Stored items from a collection:
-*-*-
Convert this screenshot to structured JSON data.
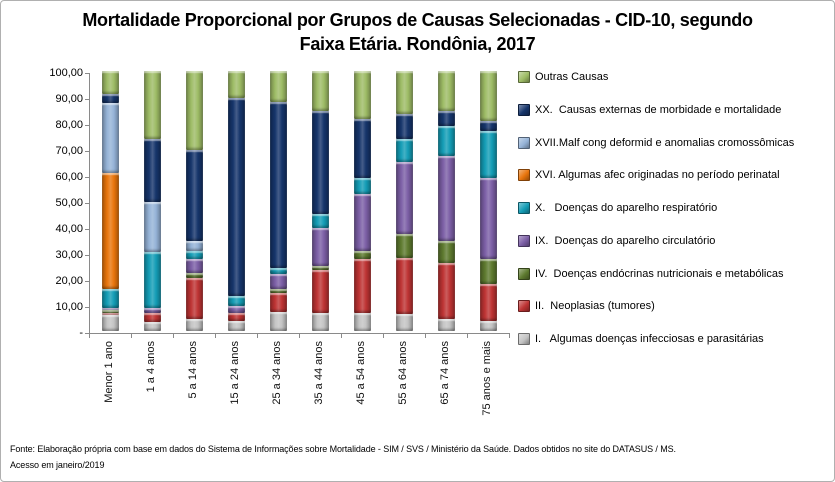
{
  "title": {
    "line1": "Mortalidade Proporcional por Grupos de Causas Selecionadas - CID-10, segundo",
    "line2": "Faixa Etária. Rondônia, 2017"
  },
  "footer": {
    "line1": "Fonte: Elaboração própria com base em dados do  Sistema de Informações sobre Mortalidade - SIM / SVS / Ministério da Saúde. Dados obtidos no site do DATASUS / MS.",
    "line2": "Acesso em janeiro/2019"
  },
  "chart_data": {
    "type": "bar",
    "stacked": true,
    "values_unit": "percent",
    "ylim": [
      0,
      100
    ],
    "grid": false,
    "legend_position": "right",
    "y_tick_labels": [
      "100,00",
      "90,00",
      "80,00",
      "70,00",
      "60,00",
      "50,00",
      "40,00",
      "30,00",
      "20,00",
      "10,00",
      "-"
    ],
    "categories": [
      "Menor 1 ano",
      "1 a 4 anos",
      "5 a 14 anos",
      "15 a 24 anos",
      "25 a 34 anos",
      "35 a 44 anos",
      "45 a 54 anos",
      "55 a 64 anos",
      "65 a 74 anos",
      "75 anos e mais"
    ],
    "series": [
      {
        "key": "i-infecciosas",
        "legend_label": "I.   Algumas doenças infecciosas e parasitárias",
        "color": "#C4C4C4",
        "values": [
          6.0,
          3.5,
          4.5,
          3.8,
          7.3,
          6.8,
          7.1,
          6.5,
          4.5,
          4.0
        ]
      },
      {
        "key": "ii-neoplasias",
        "legend_label": "II.  Neoplasias (tumores)",
        "color": "#BE3434",
        "values": [
          0.8,
          3.5,
          16.0,
          3.0,
          7.5,
          16.7,
          20.5,
          21.5,
          21.8,
          14.0
        ]
      },
      {
        "key": "iv-endocrinas",
        "legend_label": "IV.  Doenças endócrinas nutricionais e metabólicas",
        "color": "#5E7A2F",
        "values": [
          1.2,
          0,
          2.0,
          0,
          1.2,
          1.7,
          3.2,
          9.3,
          8.3,
          9.6
        ]
      },
      {
        "key": "ix-circulatorio",
        "legend_label": "IX.  Doenças do aparelho circulatório",
        "color": "#7C5FA6",
        "values": [
          1.0,
          2.0,
          5.1,
          2.8,
          5.8,
          14.6,
          21.8,
          27.6,
          32.7,
          31.4
        ]
      },
      {
        "key": "x-respiratorio",
        "legend_label": "X.   Doenças do aparelho respiratório",
        "color": "#149DB6",
        "values": [
          7.0,
          21.5,
          3.2,
          3.9,
          2.6,
          5.1,
          6.4,
          9.0,
          11.6,
          17.9
        ]
      },
      {
        "key": "xvi-perinatal",
        "legend_label": "XVI. Algumas afec originadas no período perinatal",
        "color": "#E8750C",
        "values": [
          44.7,
          0,
          0,
          0,
          0,
          0,
          0,
          0,
          0,
          0
        ]
      },
      {
        "key": "xvii-malformacoes",
        "legend_label": "XVII.Malf cong deformid e anomalias cromossômicas",
        "color": "#95B3D7",
        "values": [
          27.1,
          19.0,
          3.8,
          0,
          0,
          0,
          0,
          0,
          0,
          0
        ]
      },
      {
        "key": "xx-causas-externas",
        "legend_label": "XX.  Causas externas de morbidade e mortalidade",
        "color": "#16356B",
        "values": [
          3.2,
          24.5,
          35.0,
          76.3,
          63.7,
          39.7,
          22.7,
          9.6,
          5.7,
          3.9
        ]
      },
      {
        "key": "outras-causas",
        "legend_label": "Outras Causas",
        "color": "#9EBC66",
        "values": [
          9.0,
          26.0,
          30.4,
          10.2,
          11.9,
          15.4,
          18.3,
          16.5,
          15.4,
          19.2
        ]
      }
    ]
  }
}
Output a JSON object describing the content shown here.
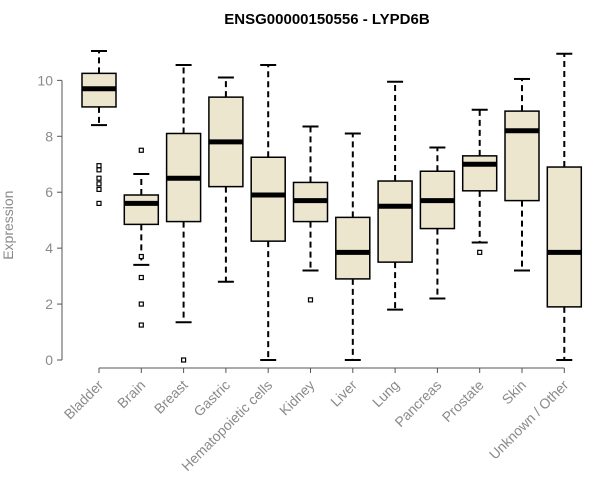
{
  "chart_data": {
    "type": "boxplot",
    "title": "ENSG00000150556 - LYPD6B",
    "xlabel": "",
    "ylabel": "Expression",
    "ylim": [
      0,
      11.3
    ],
    "yticks": [
      0,
      2,
      4,
      6,
      8,
      10
    ],
    "box_fill": "#ede6cf",
    "box_stroke": "#000000",
    "categories": [
      "Bladder",
      "Brain",
      "Breast",
      "Gastric",
      "Hematopoietic cells",
      "Kidney",
      "Liver",
      "Lung",
      "Pancreas",
      "Prostate",
      "Skin",
      "Unknown / Other"
    ],
    "boxes": [
      {
        "min": 8.4,
        "q1": 9.05,
        "median": 9.7,
        "q3": 10.25,
        "max": 11.05,
        "outliers": [
          5.6,
          6.1,
          6.3,
          6.5,
          6.8,
          6.95
        ]
      },
      {
        "min": 3.4,
        "q1": 4.85,
        "median": 5.6,
        "q3": 5.9,
        "max": 6.65,
        "outliers": [
          1.25,
          2.0,
          2.95,
          3.7,
          7.5
        ]
      },
      {
        "min": 1.35,
        "q1": 4.95,
        "median": 6.5,
        "q3": 8.1,
        "max": 10.55,
        "outliers": [
          0.0
        ]
      },
      {
        "min": 2.8,
        "q1": 6.2,
        "median": 7.8,
        "q3": 9.4,
        "max": 10.1,
        "outliers": []
      },
      {
        "min": 0.0,
        "q1": 4.25,
        "median": 5.9,
        "q3": 7.25,
        "max": 10.55,
        "outliers": []
      },
      {
        "min": 3.2,
        "q1": 4.95,
        "median": 5.7,
        "q3": 6.35,
        "max": 8.35,
        "outliers": [
          2.15
        ]
      },
      {
        "min": 0.0,
        "q1": 2.9,
        "median": 3.85,
        "q3": 5.1,
        "max": 8.1,
        "outliers": []
      },
      {
        "min": 1.8,
        "q1": 3.5,
        "median": 5.5,
        "q3": 6.4,
        "max": 9.95,
        "outliers": []
      },
      {
        "min": 2.2,
        "q1": 4.7,
        "median": 5.7,
        "q3": 6.75,
        "max": 7.6,
        "outliers": []
      },
      {
        "min": 4.2,
        "q1": 6.05,
        "median": 7.0,
        "q3": 7.3,
        "max": 8.95,
        "outliers": [
          3.85
        ]
      },
      {
        "min": 3.2,
        "q1": 5.7,
        "median": 8.2,
        "q3": 8.9,
        "max": 10.05,
        "outliers": []
      },
      {
        "min": 0.0,
        "q1": 1.9,
        "median": 3.85,
        "q3": 6.9,
        "max": 10.95,
        "outliers": []
      }
    ]
  }
}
-*-*-
#### [WHAT IS BEING ASKED]
From the records, copy every line that has the string "anos" in it.

#### [EXERCISE OUTPUT]
      "1 a 4 anos",
      "5 a 14 anos",
      "15 a 24 anos",
      "25 a 34 anos",
      "35 a 44 anos",
      "45 a 54 anos",
      "55 a 64 anos",
      "65 a 74 anos",
      "75 anos e mais"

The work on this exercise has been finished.